• [EXTRAIT DU DOCUMENT]:

= = = = = = =

Je n'ai pas vocation à défendre l'amendement du Gouvernement, mais, le ministre ne l'ayant pas présenté avec autant de fougue qu'il l'aurait fait s'il ne s'était pas trouvé, au Sénat, devant certains de ses pairs, je me permets de me substituer à lui. Votez cet amendement, qui nous épargnera de nombreuses déconvenues et pertes d'illusions.
Vous voulez donner tout le pouvoir dérogatoire à l'État, et étendre toutes les possibilités de dérogation, alors même que nous ne cessons de voter des propositions de loi porteuses de nouvelles normes.
M. le président. - Veuillez conclure.
M. Guy Benarroche. - En outre, vous dites que les opérateurs de l'État prennent des décisions ubuesques : vous jugez que ces gens-là ne servent à rien. Vous nous racontez une histoire qui n'est pas la réalité ! (Protestations sur les travées du groupe Les Républicains, l'orateur ayant dépassé son temps de parole.)
M. Bernard Delcros. - Je retire les amendements nos17 rectifié quinquies et 19 rectifié quinquies, je maintiens l'amendement n°22 rectifié quater.
Les amendements nos17 rectifié quinquies et 19 rectifié quinquies sont retirés.
M. Stéphane Sautarel. - Je retire l'amendement n°3 rectifié ter. Monsieur le ministre, pouvez-vous me confirmer que si l'article 1er était adopté, le préfet disposerait bien d'un pouvoir de dérogation sur le projet de carte scolaire présenté par le Dasen ?
L'amendement n°3 rectifié ter est retiré.
M. Guillaume Gontard. - Nous sommes tous d'accord pour simplifier et faciliter l'exercice des élus locaux. Nous aimons déroger aux règles, notamment à la droite de cet hémicycle, c'est toujours une tentation...
Les normes sont toujours contraignantes. Mais je n'ai pas l'impression que ce texte simplifiera la vie des préfets, notamment sur le plan juridique.
Ce texte flou, complexe, rendra leurs décisions difficiles à assumer.
Même si je n'en partage pas totalement la philosophie, l'amendement n°30 du Gouvernement pointe l'ensemble des difficultés et dérives potentielles du texte.
Monsieur le ministre, la rapporteure est défavorable à votre amendement de sécurisation juridique. Si ce dernier n'était pas voté, quelle serait la position du Gouvernement sur la proposition de loi ?

= = = = = = =

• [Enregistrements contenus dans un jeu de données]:
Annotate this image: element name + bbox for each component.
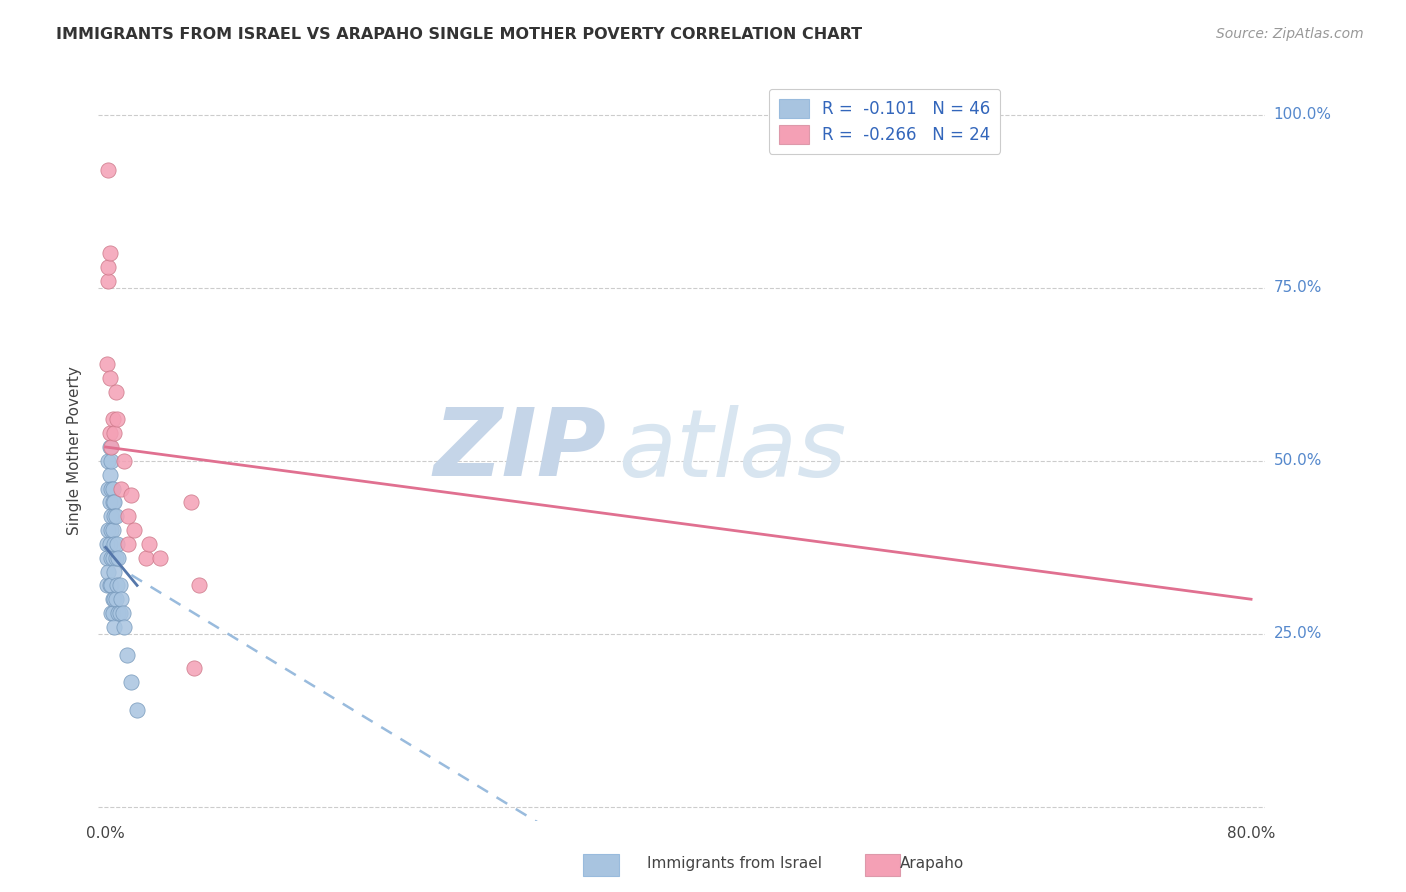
Point	[117, 537, 139, 551]
Point	[105, 578, 128, 592]
Point	[100, 509, 122, 524]
Text: 50.0%: 50.0%	[1274, 453, 1322, 468]
Point	[110, 592, 132, 607]
Point	[108, 578, 131, 592]
Point	[122, 523, 145, 537]
Point	[96, 537, 118, 551]
Point	[103, 537, 125, 551]
Point	[97, 523, 120, 537]
Point	[98, 440, 121, 454]
Text: atlas: atlas	[617, 405, 846, 496]
Point	[107, 606, 129, 620]
Point	[96, 550, 118, 565]
Point	[101, 412, 124, 426]
Point	[120, 675, 142, 690]
Text: Source: ZipAtlas.com: Source: ZipAtlas.com	[1216, 27, 1364, 41]
Point	[97, 482, 120, 496]
Point	[117, 509, 139, 524]
Point	[97, 565, 120, 579]
Point	[98, 578, 121, 592]
Point	[96, 578, 118, 592]
Text: 25.0%: 25.0%	[1274, 626, 1322, 641]
Point	[100, 606, 122, 620]
Point	[98, 495, 121, 509]
Point	[101, 523, 124, 537]
Point	[112, 454, 135, 468]
Text: ZIP: ZIP	[433, 404, 606, 497]
Point	[104, 384, 127, 399]
Text: 100.0%: 100.0%	[1274, 107, 1331, 122]
Point	[103, 565, 125, 579]
Y-axis label: Single Mother Poverty: Single Mother Poverty	[67, 366, 83, 535]
Point	[101, 482, 124, 496]
Point	[105, 537, 128, 551]
Text: IMMIGRANTS FROM ISRAEL VS ARAPAHO SINGLE MOTHER POVERTY CORRELATION CHART: IMMIGRANTS FROM ISRAEL VS ARAPAHO SINGLE…	[56, 27, 862, 42]
Point	[110, 482, 132, 496]
Point	[112, 620, 135, 634]
Point	[100, 578, 122, 592]
Point	[104, 509, 127, 524]
Point	[103, 509, 125, 524]
Point	[125, 703, 148, 717]
Point	[97, 260, 120, 274]
Point	[101, 606, 124, 620]
Point	[98, 537, 121, 551]
Point	[107, 550, 129, 565]
Point	[98, 467, 121, 482]
Point	[103, 620, 125, 634]
Point	[100, 482, 122, 496]
Text: Arapaho: Arapaho	[900, 856, 965, 871]
Point	[101, 592, 124, 607]
Point	[98, 371, 121, 385]
Point	[103, 592, 125, 607]
Point	[103, 495, 125, 509]
Point	[115, 648, 138, 662]
Point	[100, 454, 122, 468]
Point	[100, 550, 122, 565]
Point	[98, 246, 121, 260]
Point	[101, 495, 124, 509]
Point	[96, 357, 118, 371]
Legend: R =  -0.101   N = 46, R =  -0.266   N = 24: R = -0.101 N = 46, R = -0.266 N = 24	[769, 88, 1000, 153]
Point	[108, 606, 131, 620]
Point	[97, 454, 120, 468]
Point	[104, 550, 127, 565]
Point	[187, 578, 209, 592]
Point	[183, 661, 205, 675]
Point	[103, 426, 125, 441]
Point	[138, 537, 160, 551]
Point	[111, 606, 134, 620]
Point	[98, 426, 121, 441]
Text: Immigrants from Israel: Immigrants from Israel	[647, 856, 821, 871]
Point	[100, 523, 122, 537]
Point	[180, 495, 202, 509]
Point	[97, 274, 120, 288]
Text: 75.0%: 75.0%	[1274, 280, 1322, 295]
Point	[97, 163, 120, 178]
Point	[149, 550, 172, 565]
Point	[104, 592, 127, 607]
Point	[135, 550, 157, 565]
Point	[100, 440, 122, 454]
Point	[120, 488, 142, 502]
Point	[101, 550, 124, 565]
Point	[105, 412, 128, 426]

= = = = = = =

• [CONSIGNE]: Relevez, dans l'extrait du débat parlementaire, les noms de tous les orateurs désignés nommément au début de leur intervention.

• [CORRIGÉ]: M. Guy Benarroche, M. Bernard Delcros, M. Stéphane Sautarel, M. Guillaume Gontard.